§ Short exercise: Check each line for the word "data" and give how many have it. Say nothing else.
Start of Material to process
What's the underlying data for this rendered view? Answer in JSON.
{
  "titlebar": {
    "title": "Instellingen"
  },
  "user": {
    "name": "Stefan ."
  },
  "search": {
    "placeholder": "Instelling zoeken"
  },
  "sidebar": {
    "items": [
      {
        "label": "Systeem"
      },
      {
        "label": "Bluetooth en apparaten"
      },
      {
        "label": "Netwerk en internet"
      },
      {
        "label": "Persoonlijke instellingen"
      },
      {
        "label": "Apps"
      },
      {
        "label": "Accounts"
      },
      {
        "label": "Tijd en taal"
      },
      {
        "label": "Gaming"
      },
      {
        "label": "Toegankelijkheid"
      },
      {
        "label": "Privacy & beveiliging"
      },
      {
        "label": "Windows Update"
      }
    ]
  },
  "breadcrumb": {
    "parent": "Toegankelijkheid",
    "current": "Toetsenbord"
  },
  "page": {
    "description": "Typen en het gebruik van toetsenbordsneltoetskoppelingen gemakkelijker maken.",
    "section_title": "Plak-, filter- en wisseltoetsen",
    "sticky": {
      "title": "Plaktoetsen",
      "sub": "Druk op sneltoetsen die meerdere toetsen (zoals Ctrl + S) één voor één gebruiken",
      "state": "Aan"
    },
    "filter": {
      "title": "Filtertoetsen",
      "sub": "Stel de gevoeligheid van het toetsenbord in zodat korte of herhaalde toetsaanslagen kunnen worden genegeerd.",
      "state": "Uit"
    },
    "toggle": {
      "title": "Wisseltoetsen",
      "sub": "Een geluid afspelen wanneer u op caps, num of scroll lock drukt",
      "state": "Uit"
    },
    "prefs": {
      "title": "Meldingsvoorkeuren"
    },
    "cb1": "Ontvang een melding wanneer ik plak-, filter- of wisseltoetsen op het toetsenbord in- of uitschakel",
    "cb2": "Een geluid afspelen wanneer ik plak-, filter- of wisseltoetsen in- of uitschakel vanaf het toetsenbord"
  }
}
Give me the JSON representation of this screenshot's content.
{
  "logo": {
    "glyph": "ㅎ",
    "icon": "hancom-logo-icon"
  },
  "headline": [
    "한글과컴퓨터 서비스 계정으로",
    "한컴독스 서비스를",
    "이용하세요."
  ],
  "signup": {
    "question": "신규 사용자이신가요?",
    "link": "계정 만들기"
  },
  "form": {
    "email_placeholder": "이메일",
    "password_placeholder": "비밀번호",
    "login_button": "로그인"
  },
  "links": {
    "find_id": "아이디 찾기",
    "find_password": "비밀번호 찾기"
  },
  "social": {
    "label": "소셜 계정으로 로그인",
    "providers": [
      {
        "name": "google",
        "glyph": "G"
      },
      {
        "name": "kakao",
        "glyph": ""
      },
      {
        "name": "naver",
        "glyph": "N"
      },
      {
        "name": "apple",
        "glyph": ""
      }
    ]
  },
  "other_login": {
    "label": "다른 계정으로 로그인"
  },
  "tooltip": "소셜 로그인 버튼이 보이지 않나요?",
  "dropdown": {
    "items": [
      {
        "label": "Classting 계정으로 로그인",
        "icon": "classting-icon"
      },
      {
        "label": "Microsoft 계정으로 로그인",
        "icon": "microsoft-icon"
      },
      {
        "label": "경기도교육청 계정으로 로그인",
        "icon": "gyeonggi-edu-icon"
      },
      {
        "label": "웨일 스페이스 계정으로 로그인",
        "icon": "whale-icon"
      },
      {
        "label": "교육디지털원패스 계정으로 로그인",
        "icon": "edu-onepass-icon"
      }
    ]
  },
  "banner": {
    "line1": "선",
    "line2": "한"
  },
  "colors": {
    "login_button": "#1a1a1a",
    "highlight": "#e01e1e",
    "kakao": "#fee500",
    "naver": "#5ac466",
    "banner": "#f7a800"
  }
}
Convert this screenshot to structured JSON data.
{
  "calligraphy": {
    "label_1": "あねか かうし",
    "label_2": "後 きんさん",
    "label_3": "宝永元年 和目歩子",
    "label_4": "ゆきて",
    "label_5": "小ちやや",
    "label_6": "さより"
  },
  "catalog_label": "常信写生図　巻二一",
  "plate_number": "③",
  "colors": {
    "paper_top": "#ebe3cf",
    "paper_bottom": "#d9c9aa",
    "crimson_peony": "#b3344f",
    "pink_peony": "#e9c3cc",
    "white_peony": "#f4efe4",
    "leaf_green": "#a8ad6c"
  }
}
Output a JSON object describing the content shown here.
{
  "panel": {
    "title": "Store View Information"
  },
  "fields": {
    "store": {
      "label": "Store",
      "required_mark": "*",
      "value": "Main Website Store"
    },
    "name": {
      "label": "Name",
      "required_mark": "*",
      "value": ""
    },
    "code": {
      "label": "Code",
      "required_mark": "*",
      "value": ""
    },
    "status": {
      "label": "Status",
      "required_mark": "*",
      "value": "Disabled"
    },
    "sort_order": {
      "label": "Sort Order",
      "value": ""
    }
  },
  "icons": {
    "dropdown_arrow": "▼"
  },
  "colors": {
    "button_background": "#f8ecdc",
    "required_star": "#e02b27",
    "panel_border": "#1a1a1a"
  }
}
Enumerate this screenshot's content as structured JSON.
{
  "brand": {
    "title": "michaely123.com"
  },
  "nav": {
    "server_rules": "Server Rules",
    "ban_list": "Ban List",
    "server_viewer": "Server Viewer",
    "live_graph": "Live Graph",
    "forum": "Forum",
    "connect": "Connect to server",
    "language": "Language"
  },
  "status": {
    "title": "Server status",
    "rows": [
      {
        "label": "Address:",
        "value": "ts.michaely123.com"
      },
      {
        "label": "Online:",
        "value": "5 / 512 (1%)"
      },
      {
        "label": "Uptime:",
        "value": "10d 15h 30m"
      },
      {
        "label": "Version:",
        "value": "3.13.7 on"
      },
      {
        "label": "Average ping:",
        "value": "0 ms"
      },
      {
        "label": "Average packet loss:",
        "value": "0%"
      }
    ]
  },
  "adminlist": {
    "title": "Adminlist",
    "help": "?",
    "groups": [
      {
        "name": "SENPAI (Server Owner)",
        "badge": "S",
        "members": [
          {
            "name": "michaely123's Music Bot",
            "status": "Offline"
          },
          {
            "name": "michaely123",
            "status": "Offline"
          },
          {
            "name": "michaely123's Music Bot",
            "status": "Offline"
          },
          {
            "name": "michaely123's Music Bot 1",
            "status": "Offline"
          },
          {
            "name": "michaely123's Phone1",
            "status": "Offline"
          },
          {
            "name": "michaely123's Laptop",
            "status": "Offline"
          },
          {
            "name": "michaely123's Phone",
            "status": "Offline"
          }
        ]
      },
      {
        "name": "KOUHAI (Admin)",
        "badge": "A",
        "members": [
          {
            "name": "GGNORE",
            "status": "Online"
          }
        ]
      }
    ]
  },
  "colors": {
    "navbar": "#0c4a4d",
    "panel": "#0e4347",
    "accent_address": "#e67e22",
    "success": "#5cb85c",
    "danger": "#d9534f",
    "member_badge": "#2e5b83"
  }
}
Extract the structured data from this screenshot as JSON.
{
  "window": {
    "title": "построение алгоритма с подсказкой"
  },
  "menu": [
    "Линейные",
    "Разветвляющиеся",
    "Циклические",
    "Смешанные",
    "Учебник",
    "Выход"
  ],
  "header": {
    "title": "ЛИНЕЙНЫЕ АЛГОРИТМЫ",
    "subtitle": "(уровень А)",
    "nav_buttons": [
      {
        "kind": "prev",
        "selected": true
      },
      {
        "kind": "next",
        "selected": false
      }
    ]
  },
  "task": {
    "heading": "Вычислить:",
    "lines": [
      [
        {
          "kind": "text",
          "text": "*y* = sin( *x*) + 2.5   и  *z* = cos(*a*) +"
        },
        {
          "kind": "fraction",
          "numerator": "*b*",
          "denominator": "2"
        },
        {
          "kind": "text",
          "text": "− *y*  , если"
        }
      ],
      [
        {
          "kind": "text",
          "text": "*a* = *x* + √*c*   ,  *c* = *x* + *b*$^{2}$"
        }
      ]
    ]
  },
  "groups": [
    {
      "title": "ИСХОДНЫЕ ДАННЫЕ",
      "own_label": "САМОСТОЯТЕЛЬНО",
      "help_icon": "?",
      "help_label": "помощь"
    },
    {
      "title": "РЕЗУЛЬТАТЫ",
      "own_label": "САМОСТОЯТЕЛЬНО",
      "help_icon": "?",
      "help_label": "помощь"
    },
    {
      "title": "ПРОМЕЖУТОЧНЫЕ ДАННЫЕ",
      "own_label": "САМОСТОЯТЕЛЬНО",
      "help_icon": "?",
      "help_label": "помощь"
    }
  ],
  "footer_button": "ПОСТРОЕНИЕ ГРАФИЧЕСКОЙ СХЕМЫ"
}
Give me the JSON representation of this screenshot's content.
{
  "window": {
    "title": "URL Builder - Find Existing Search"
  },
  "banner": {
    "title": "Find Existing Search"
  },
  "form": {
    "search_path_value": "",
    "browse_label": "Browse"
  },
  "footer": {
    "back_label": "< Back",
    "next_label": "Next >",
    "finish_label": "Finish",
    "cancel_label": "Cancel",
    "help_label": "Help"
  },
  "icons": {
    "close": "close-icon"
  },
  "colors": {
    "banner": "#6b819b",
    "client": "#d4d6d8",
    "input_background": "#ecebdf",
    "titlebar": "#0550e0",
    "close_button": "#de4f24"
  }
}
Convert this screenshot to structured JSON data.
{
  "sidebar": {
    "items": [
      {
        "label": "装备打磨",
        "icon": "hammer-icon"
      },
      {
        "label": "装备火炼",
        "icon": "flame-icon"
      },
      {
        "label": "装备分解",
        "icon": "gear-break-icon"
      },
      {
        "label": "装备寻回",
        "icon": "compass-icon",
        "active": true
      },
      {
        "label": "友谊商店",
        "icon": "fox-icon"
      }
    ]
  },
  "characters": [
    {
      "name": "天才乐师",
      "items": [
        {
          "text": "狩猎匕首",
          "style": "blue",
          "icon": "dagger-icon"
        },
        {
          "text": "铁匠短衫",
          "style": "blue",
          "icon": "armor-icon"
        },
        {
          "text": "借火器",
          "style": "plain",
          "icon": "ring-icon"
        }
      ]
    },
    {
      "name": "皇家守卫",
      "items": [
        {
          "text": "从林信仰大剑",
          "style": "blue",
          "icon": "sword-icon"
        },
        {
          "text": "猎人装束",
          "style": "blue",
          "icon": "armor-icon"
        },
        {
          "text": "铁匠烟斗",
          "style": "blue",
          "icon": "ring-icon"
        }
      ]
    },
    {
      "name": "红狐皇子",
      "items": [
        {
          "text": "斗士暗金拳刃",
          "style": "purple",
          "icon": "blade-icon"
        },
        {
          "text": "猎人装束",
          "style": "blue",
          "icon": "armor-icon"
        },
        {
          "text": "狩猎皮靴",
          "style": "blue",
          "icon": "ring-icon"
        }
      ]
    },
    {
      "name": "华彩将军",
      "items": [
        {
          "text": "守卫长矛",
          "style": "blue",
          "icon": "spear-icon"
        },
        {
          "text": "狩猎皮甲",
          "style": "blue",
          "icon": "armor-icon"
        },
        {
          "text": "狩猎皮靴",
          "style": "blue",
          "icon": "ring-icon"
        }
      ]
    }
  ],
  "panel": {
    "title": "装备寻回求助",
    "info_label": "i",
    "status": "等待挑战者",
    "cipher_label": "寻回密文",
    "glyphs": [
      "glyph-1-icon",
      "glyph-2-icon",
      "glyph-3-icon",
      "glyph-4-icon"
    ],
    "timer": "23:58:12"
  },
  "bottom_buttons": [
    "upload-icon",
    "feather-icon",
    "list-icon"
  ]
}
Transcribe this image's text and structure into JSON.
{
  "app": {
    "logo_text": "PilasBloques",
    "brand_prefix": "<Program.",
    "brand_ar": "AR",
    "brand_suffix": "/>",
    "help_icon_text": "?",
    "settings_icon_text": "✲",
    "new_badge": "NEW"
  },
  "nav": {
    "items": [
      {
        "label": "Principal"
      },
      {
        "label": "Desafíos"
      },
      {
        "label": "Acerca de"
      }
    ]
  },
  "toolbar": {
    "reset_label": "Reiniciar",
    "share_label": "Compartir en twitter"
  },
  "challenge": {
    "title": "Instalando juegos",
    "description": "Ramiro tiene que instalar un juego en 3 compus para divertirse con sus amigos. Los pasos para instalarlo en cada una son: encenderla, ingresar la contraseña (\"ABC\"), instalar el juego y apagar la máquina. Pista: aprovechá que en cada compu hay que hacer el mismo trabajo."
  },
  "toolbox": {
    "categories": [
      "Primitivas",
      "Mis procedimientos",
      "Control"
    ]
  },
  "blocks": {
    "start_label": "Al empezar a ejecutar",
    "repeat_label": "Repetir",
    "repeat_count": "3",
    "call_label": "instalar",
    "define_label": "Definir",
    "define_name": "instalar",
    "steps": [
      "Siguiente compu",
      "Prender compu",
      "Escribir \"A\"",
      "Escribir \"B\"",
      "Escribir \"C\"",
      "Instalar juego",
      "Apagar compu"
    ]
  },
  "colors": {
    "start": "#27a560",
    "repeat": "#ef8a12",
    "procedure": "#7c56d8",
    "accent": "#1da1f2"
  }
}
End of Material to process
§ Exercise answer: 4